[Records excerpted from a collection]
■ ■ ■
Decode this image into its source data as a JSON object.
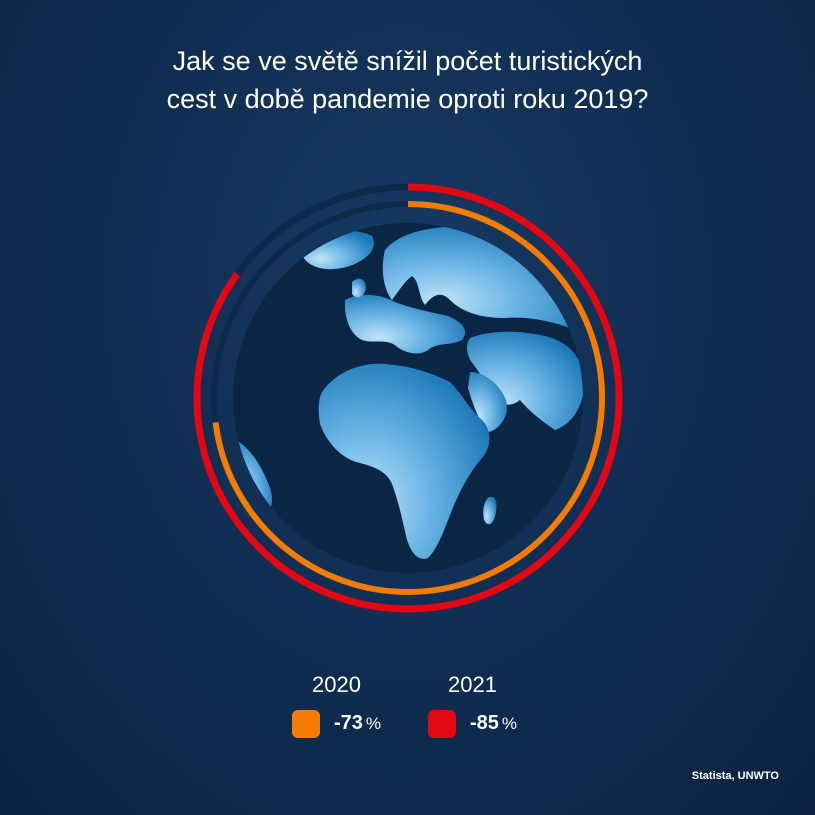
{
  "chart_data": {
    "type": "radial-bar",
    "title_lines": [
      "Jak se ve světě snížil počet turistických",
      "cest v době pandemie oproti roku 2019?"
    ],
    "unit": "%",
    "max": 100,
    "series": [
      {
        "name": "2020",
        "value": -73,
        "label": "-73",
        "color": "#f57c00"
      },
      {
        "name": "2021",
        "value": -85,
        "label": "-85",
        "color": "#e30613"
      }
    ],
    "source": "Statista, UNWTO",
    "colors": {
      "track": "#0d2a4b",
      "globe_dark": "#0b2545",
      "globe_light": "#a9d6f3",
      "globe_mid": "#2b86c5"
    }
  }
}
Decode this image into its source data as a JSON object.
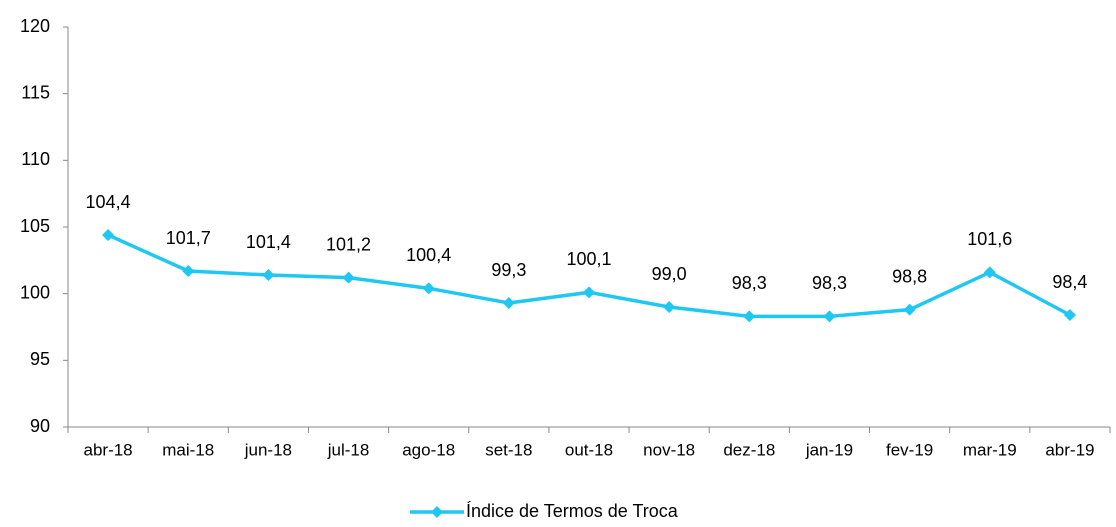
{
  "chart_data": {
    "type": "line",
    "categories": [
      "abr-18",
      "mai-18",
      "jun-18",
      "jul-18",
      "ago-18",
      "set-18",
      "out-18",
      "nov-18",
      "dez-18",
      "jan-19",
      "fev-19",
      "mar-19",
      "abr-19"
    ],
    "series": [
      {
        "name": "Índice de Termos de Troca",
        "color": "#1fc7f3",
        "values": [
          104.4,
          101.7,
          101.4,
          101.2,
          100.4,
          99.3,
          100.1,
          99.0,
          98.3,
          98.3,
          98.8,
          101.6,
          98.4
        ],
        "value_labels": [
          "104,4",
          "101,7",
          "101,4",
          "101,2",
          "100,4",
          "99,3",
          "100,1",
          "99,0",
          "98,3",
          "98,3",
          "98,8",
          "101,6",
          "98,4"
        ]
      }
    ],
    "ylim": [
      90,
      120
    ],
    "yticks": [
      90,
      95,
      100,
      105,
      110,
      115,
      120
    ],
    "grid": false,
    "legend": "bottom"
  }
}
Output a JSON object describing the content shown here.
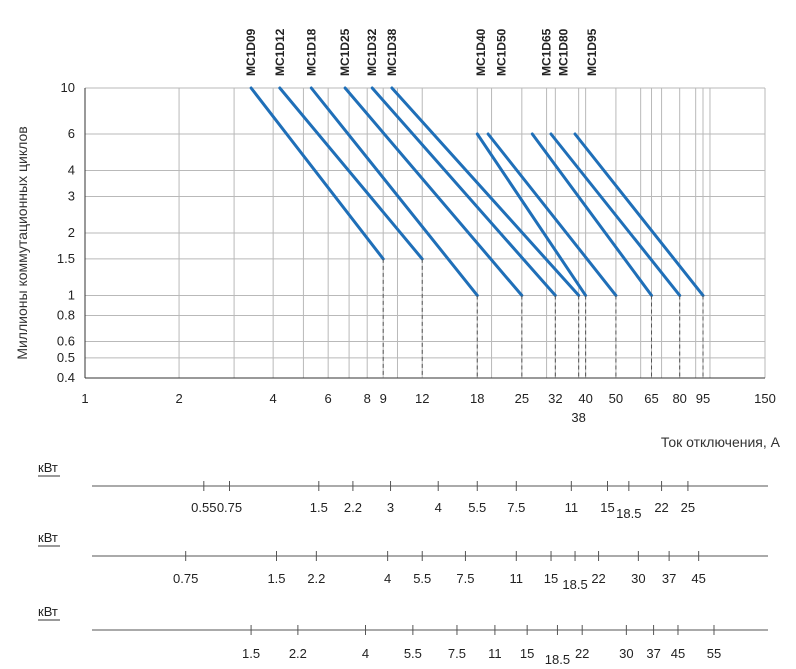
{
  "chart_data": {
    "type": "line",
    "ylabel": "Миллионы коммутационных циклов",
    "xlabel": "Ток отключения, А",
    "x_scale": "log",
    "y_scale": "log",
    "xlim": [
      1,
      150
    ],
    "ylim": [
      0.4,
      10
    ],
    "x_ticks": [
      {
        "v": 1,
        "label": "1"
      },
      {
        "v": 2,
        "label": "2"
      },
      {
        "v": 4,
        "label": "4"
      },
      {
        "v": 6,
        "label": "6"
      },
      {
        "v": 8,
        "label": "8"
      },
      {
        "v": 9,
        "label": "9"
      },
      {
        "v": 12,
        "label": "12"
      },
      {
        "v": 18,
        "label": "18"
      },
      {
        "v": 25,
        "label": "25"
      },
      {
        "v": 32,
        "label": "32"
      },
      {
        "v": 38,
        "label": "38",
        "below": true
      },
      {
        "v": 40,
        "label": "40"
      },
      {
        "v": 50,
        "label": "50"
      },
      {
        "v": 65,
        "label": "65"
      },
      {
        "v": 80,
        "label": "80"
      },
      {
        "v": 95,
        "label": "95"
      },
      {
        "v": 150,
        "label": "150"
      }
    ],
    "y_ticks": [
      {
        "v": 10,
        "label": "10"
      },
      {
        "v": 6,
        "label": "6"
      },
      {
        "v": 4,
        "label": "4"
      },
      {
        "v": 3,
        "label": "3"
      },
      {
        "v": 2,
        "label": "2"
      },
      {
        "v": 1.5,
        "label": "1.5"
      },
      {
        "v": 1,
        "label": "1"
      },
      {
        "v": 0.8,
        "label": "0.8"
      },
      {
        "v": 0.6,
        "label": "0.6"
      },
      {
        "v": 0.5,
        "label": "0.5"
      },
      {
        "v": 0.4,
        "label": "0.4"
      }
    ],
    "grid_x": [
      3,
      4,
      5,
      6,
      7,
      8,
      9,
      10,
      20,
      30,
      40,
      50,
      60,
      70,
      80,
      90,
      100
    ],
    "series": [
      {
        "name": "MC1D09",
        "x": [
          3.4,
          9
        ],
        "y": [
          10,
          1.5
        ]
      },
      {
        "name": "MC1D12",
        "x": [
          4.2,
          12
        ],
        "y": [
          10,
          1.5
        ]
      },
      {
        "name": "MC1D18",
        "x": [
          5.3,
          18
        ],
        "y": [
          10,
          1
        ]
      },
      {
        "name": "MC1D25",
        "x": [
          6.8,
          25
        ],
        "y": [
          10,
          1
        ]
      },
      {
        "name": "MC1D32",
        "x": [
          8.3,
          32
        ],
        "y": [
          10,
          1
        ]
      },
      {
        "name": "MC1D38",
        "x": [
          9.6,
          38
        ],
        "y": [
          10,
          1
        ]
      },
      {
        "name": "MC1D40",
        "x": [
          18,
          40
        ],
        "y": [
          6,
          1
        ]
      },
      {
        "name": "MC1D50",
        "x": [
          19.5,
          50
        ],
        "y": [
          6,
          1
        ]
      },
      {
        "name": "MC1D65",
        "x": [
          27,
          65
        ],
        "y": [
          6,
          1
        ]
      },
      {
        "name": "MC1D80",
        "x": [
          31,
          80
        ],
        "y": [
          6,
          1
        ]
      },
      {
        "name": "MC1D95",
        "x": [
          37,
          95
        ],
        "y": [
          6,
          1
        ]
      }
    ],
    "model_labels": [
      {
        "text": "MC1D09",
        "x": 3.4
      },
      {
        "text": "MC1D12",
        "x": 4.2
      },
      {
        "text": "MC1D18",
        "x": 5.3
      },
      {
        "text": "MC1D25",
        "x": 6.8
      },
      {
        "text": "MC1D32",
        "x": 8.3
      },
      {
        "text": "MC1D38",
        "x": 9.6
      },
      {
        "text": "MC1D40",
        "x": 18.5
      },
      {
        "text": "MC1D50",
        "x": 21.5
      },
      {
        "text": "MC1D65",
        "x": 30
      },
      {
        "text": "MC1D80",
        "x": 34
      },
      {
        "text": "MC1D95",
        "x": 42
      }
    ],
    "power_scales": [
      {
        "unit": "кВт",
        "values": [
          {
            "label": "0.55",
            "x": 2.4
          },
          {
            "label": "0.75",
            "x": 2.9
          },
          {
            "label": "1.5",
            "x": 5.6
          },
          {
            "label": "2.2",
            "x": 7.2
          },
          {
            "label": "3",
            "x": 9.5
          },
          {
            "label": "4",
            "x": 13.5
          },
          {
            "label": "5.5",
            "x": 18
          },
          {
            "label": "7.5",
            "x": 24
          },
          {
            "label": "11",
            "x": 36
          },
          {
            "label": "15",
            "x": 47
          },
          {
            "label": "18.5",
            "x": 55,
            "sub": true
          },
          {
            "label": "22",
            "x": 70
          },
          {
            "label": "25",
            "x": 85
          }
        ]
      },
      {
        "unit": "кВт",
        "values": [
          {
            "label": "0.75",
            "x": 2.1
          },
          {
            "label": "1.5",
            "x": 4.1
          },
          {
            "label": "2.2",
            "x": 5.5
          },
          {
            "label": "4",
            "x": 9.3
          },
          {
            "label": "5.5",
            "x": 12
          },
          {
            "label": "7.5",
            "x": 16.5
          },
          {
            "label": "11",
            "x": 24
          },
          {
            "label": "15",
            "x": 31
          },
          {
            "label": "18.5",
            "x": 37,
            "sub": true
          },
          {
            "label": "22",
            "x": 44
          },
          {
            "label": "30",
            "x": 59
          },
          {
            "label": "37",
            "x": 74
          },
          {
            "label": "45",
            "x": 92
          }
        ]
      },
      {
        "unit": "кВт",
        "values": [
          {
            "label": "1.5",
            "x": 3.4
          },
          {
            "label": "2.2",
            "x": 4.8
          },
          {
            "label": "4",
            "x": 7.9
          },
          {
            "label": "5.5",
            "x": 11.2
          },
          {
            "label": "7.5",
            "x": 15.5
          },
          {
            "label": "11",
            "x": 20.5
          },
          {
            "label": "15",
            "x": 26
          },
          {
            "label": "18.5",
            "x": 32.5,
            "sub": true
          },
          {
            "label": "22",
            "x": 39
          },
          {
            "label": "30",
            "x": 54
          },
          {
            "label": "37",
            "x": 66
          },
          {
            "label": "45",
            "x": 79
          },
          {
            "label": "55",
            "x": 103
          }
        ]
      }
    ]
  }
}
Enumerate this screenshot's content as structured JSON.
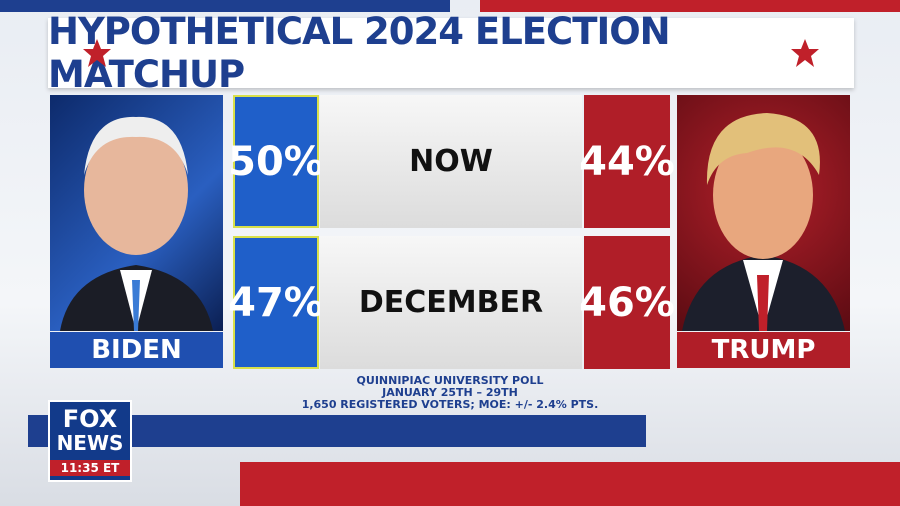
{
  "header": {
    "title": "HYPOTHETICAL 2024 ELECTION MATCHUP"
  },
  "candidates": {
    "left": "BIDEN",
    "right": "TRUMP"
  },
  "rows": [
    {
      "label": "NOW",
      "left": "50%",
      "right": "44%"
    },
    {
      "label": "DECEMBER",
      "left": "47%",
      "right": "46%"
    }
  ],
  "source": [
    "QUINNIPIAC UNIVERSITY POLL",
    "JANUARY 25TH – 29TH",
    "1,650 REGISTERED VOTERS; MOE: +/- 2.4% PTS."
  ],
  "logo": {
    "line1": "FOX",
    "line2": "NEWS",
    "time": "11:35 ET"
  }
}
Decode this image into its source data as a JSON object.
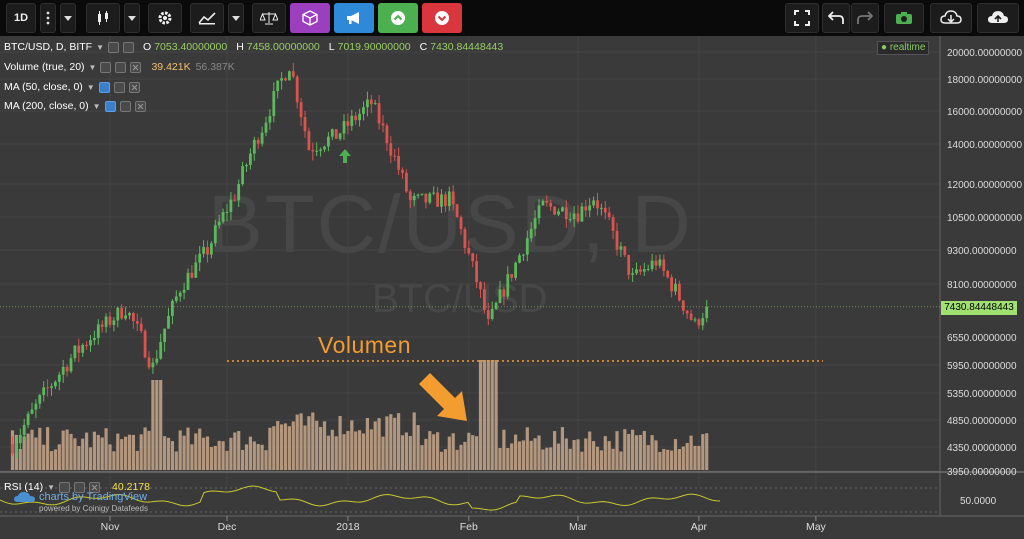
{
  "toolbar": {
    "interval": "1D",
    "buttons": [
      "more-menu",
      "candle-style",
      "style-dropdown",
      "settings",
      "indicators",
      "indicators-dropdown",
      "compare",
      "cube-tool",
      "announce",
      "up-alert",
      "down-alert",
      "fullscreen",
      "undo",
      "redo",
      "snapshot",
      "cloud-download",
      "cloud-upload"
    ],
    "colors": {
      "cube": "#9b3fbf",
      "announce": "#2e8ad8",
      "up": "#4caf50",
      "down": "#d9363e"
    }
  },
  "legend": {
    "symbol": "BTC/USD, D, BITF",
    "o_label": "O",
    "o": "7053.40000000",
    "h_label": "H",
    "h": "7458.00000000",
    "l_label": "L",
    "l": "7019.90000000",
    "c_label": "C",
    "c": "7430.84448443",
    "volume": "Volume (true, 20)",
    "volume_v1": "39.421K",
    "volume_v2": "56.387K",
    "ma50": "MA (50, close, 0)",
    "ma200": "MA (200, close, 0)",
    "rsi": "RSI (14)",
    "rsi_value": "40.2178"
  },
  "realtime": "realtime",
  "price_tag": "7430.84448443",
  "annotation": "Volumen",
  "watermark": {
    "main": "BTC/USD, D",
    "sub": "BTC/USD"
  },
  "branding": {
    "main": "charts by TradingView",
    "sub": "powered by Coinigy Datafeeds"
  },
  "colors": {
    "up": "#5cb85c",
    "down": "#d9534f",
    "volume": "#c8a78a",
    "rsi_line": "#c8c830",
    "annotation": "#f39c2f",
    "background": "#3a3a3a"
  },
  "chart_data": {
    "type": "candlestick",
    "x_ticks": [
      "Nov",
      "Dec",
      "2018",
      "Feb",
      "Mar",
      "Apr",
      "May"
    ],
    "y_ticks": [
      "20000.00000000",
      "18000.00000000",
      "16000.00000000",
      "14000.00000000",
      "12000.00000000",
      "10500.00000000",
      "9300.00000000",
      "8100.00000000",
      "6550.00000000",
      "5950.00000000",
      "5350.00000000",
      "4850.00000000",
      "4350.00000000",
      "3950.00000000"
    ],
    "rsi_ticks": [
      "50.0000"
    ],
    "ylim": [
      3950,
      20000
    ],
    "approx_close_path": [
      [
        "2017-10-07",
        4400
      ],
      [
        "2017-10-21",
        6000
      ],
      [
        "2017-11-05",
        7400
      ],
      [
        "2017-11-12",
        5900
      ],
      [
        "2017-11-19",
        8000
      ],
      [
        "2017-11-26",
        9300
      ],
      [
        "2017-12-03",
        11500
      ],
      [
        "2017-12-10",
        15000
      ],
      [
        "2017-12-17",
        19100
      ],
      [
        "2017-12-22",
        13800
      ],
      [
        "2017-12-29",
        14500
      ],
      [
        "2018-01-07",
        16500
      ],
      [
        "2018-01-12",
        13800
      ],
      [
        "2018-01-17",
        11200
      ],
      [
        "2018-01-27",
        11300
      ],
      [
        "2018-02-06",
        6900
      ],
      [
        "2018-02-12",
        8500
      ],
      [
        "2018-02-20",
        11000
      ],
      [
        "2018-03-01",
        10700
      ],
      [
        "2018-03-05",
        11400
      ],
      [
        "2018-03-15",
        8300
      ],
      [
        "2018-03-21",
        8900
      ],
      [
        "2018-03-31",
        6900
      ],
      [
        "2018-04-03",
        7430.84
      ]
    ]
  }
}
■ ■ ■
What is being asked: Report how many lines of the records above contain the word "content", and give only that number.

The response: 2